— Work to do —
Identify and copy all lines of the material where the string "Lens" is found.
─── Records for this task
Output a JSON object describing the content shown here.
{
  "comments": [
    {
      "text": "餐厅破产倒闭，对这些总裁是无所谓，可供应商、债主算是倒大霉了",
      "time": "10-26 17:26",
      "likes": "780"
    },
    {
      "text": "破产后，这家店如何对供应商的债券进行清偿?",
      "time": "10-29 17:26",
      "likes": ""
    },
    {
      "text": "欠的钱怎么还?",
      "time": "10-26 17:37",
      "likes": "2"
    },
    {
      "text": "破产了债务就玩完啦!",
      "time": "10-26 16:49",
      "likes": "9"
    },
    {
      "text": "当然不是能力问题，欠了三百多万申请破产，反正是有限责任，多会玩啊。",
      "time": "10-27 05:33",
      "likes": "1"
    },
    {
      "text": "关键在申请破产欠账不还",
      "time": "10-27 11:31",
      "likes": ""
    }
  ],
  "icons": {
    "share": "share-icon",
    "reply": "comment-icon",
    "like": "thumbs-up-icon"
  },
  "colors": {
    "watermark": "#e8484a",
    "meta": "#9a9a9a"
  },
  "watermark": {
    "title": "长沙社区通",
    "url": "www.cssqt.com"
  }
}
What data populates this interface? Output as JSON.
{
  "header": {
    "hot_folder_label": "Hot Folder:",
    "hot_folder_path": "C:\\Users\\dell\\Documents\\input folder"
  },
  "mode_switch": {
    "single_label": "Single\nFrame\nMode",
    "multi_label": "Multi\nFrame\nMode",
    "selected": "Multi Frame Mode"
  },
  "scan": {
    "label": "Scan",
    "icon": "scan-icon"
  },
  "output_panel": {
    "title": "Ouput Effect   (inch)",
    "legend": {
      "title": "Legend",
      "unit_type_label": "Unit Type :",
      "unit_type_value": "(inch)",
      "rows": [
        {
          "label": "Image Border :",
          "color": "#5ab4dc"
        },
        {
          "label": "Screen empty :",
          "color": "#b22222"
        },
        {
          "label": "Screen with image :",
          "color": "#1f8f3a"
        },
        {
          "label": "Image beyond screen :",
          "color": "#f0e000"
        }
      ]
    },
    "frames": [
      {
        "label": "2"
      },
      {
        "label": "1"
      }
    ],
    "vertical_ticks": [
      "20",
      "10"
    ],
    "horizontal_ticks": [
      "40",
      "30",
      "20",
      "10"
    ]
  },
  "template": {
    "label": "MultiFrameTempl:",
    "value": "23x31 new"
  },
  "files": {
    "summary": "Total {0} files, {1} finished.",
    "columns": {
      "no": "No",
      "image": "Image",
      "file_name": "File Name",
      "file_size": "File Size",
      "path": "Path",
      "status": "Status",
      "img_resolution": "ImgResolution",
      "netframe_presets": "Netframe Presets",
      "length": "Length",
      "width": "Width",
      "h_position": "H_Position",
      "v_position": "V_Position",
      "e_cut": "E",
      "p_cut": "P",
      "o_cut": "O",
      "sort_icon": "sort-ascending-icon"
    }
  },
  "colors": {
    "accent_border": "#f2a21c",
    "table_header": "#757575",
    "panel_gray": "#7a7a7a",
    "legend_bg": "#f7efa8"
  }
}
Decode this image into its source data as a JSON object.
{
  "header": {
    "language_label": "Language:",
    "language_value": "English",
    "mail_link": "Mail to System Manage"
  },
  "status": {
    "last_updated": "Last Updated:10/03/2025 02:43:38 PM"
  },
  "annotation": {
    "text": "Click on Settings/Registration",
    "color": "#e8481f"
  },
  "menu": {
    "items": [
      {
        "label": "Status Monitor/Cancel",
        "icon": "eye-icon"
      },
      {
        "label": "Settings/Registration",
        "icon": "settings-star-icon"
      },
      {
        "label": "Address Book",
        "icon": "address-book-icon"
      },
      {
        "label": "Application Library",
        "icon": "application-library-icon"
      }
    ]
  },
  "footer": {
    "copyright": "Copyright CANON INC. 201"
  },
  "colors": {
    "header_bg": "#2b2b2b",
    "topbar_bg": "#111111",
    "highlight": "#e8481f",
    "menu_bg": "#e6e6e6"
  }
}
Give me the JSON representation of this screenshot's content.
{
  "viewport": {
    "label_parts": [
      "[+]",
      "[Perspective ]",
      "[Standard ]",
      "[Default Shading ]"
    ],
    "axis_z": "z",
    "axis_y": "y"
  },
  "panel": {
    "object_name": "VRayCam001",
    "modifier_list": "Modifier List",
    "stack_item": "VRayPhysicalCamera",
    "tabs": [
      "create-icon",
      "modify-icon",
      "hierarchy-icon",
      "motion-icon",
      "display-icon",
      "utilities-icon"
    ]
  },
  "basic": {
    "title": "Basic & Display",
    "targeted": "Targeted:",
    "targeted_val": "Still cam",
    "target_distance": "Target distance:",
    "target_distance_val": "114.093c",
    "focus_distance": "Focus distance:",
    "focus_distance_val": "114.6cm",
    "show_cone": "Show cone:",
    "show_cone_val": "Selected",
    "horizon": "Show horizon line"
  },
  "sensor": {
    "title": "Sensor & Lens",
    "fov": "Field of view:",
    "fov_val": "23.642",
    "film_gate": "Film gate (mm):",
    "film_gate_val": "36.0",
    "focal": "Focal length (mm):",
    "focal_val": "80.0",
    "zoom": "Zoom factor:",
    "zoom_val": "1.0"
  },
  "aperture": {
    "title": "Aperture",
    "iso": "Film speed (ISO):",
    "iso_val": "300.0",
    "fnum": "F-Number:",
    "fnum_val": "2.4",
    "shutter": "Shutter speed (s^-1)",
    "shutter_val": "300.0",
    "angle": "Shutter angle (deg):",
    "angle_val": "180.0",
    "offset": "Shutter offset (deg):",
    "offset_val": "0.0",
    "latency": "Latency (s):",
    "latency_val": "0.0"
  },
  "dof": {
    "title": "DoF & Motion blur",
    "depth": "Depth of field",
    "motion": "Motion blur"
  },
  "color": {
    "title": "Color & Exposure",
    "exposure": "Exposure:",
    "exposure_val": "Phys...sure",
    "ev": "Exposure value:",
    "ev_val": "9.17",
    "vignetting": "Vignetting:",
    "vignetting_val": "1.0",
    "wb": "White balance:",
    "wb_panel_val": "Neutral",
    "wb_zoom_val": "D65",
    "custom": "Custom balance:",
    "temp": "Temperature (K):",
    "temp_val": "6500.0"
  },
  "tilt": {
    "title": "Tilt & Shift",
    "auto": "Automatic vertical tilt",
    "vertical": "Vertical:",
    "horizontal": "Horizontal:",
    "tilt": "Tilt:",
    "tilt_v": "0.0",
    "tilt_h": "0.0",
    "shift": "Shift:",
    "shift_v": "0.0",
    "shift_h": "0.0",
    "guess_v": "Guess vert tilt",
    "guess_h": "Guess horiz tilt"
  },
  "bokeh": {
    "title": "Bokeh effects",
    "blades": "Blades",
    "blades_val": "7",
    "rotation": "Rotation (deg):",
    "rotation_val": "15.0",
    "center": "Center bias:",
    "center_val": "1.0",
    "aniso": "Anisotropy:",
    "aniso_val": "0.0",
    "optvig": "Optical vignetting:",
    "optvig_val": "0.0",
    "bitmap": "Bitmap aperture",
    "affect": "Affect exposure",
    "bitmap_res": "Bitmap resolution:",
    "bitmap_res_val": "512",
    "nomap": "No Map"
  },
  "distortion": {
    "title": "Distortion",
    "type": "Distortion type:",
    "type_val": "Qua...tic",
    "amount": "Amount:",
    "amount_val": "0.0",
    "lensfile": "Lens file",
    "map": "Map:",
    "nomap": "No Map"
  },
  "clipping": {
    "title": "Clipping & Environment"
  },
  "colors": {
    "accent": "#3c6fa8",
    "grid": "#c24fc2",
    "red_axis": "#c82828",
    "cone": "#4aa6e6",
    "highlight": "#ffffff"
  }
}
──────
— The completed task —
    "title": "Sensor & Lens",
    "lensfile": "Lens file",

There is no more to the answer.